(Aim): Repeat word for word the line with "Serialize everything readable" and every line after it until the records below run out.

(Data listing):
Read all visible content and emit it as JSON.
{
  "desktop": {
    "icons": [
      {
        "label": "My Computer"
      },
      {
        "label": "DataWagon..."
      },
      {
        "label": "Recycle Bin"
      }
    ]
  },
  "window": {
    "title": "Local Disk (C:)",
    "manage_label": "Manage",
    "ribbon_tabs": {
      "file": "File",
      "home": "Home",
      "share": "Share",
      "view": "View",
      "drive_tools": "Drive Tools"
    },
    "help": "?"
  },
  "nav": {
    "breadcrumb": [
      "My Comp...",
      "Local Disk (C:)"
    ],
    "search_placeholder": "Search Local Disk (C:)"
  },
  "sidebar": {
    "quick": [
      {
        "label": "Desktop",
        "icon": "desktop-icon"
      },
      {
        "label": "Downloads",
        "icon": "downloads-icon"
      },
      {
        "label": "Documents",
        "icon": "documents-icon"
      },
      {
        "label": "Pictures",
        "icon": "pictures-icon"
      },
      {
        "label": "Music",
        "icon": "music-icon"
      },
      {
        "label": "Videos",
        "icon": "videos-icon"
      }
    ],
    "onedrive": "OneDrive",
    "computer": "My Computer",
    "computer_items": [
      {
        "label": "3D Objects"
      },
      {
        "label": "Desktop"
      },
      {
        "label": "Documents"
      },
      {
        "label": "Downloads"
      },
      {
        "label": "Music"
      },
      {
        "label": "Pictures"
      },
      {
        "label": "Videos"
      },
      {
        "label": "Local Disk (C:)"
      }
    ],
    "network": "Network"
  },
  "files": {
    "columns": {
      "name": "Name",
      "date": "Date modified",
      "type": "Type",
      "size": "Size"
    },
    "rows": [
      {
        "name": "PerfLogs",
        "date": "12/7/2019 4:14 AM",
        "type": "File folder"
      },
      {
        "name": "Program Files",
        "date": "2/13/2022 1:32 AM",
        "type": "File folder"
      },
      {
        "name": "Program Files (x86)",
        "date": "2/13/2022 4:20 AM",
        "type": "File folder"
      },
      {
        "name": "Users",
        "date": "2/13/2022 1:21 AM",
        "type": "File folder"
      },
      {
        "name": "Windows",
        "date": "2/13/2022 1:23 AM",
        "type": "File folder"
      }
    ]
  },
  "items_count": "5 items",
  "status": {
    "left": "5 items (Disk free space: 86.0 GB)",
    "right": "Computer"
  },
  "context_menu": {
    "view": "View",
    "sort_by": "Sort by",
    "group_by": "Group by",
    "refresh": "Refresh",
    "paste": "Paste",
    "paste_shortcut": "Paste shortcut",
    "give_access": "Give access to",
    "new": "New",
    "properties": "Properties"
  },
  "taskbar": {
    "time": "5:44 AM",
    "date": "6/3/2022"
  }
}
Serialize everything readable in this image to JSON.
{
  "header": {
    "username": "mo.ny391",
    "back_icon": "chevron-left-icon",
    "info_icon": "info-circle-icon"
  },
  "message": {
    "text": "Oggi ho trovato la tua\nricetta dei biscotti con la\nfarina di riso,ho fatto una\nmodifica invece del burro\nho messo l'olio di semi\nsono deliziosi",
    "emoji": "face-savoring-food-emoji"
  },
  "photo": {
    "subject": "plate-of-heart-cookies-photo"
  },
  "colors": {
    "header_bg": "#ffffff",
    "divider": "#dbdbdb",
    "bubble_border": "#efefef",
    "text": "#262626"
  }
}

(Answer to this problem):
Serialize everything readable in this image to JSON.
{
  "header": {
    "username": "mo.ny391",
    "back_icon": "chevron-left-icon",
    "info_icon": "info-circle-icon"
  },
  "message": {
    "text": "Oggi ho trovato la tua\nricetta dei biscotti con la\nfarina di riso,ho fatto una\nmodifica invece del burro\nho messo l'olio di semi\nsono deliziosi",
    "emoji": "face-savoring-food-emoji"
  },
  "photo": {
    "subject": "plate-of-heart-cookies-photo"
  },
  "colors": {
    "header_bg": "#ffffff",
    "divider": "#dbdbdb",
    "bubble_border": "#efefef",
    "text": "#262626"
  }
}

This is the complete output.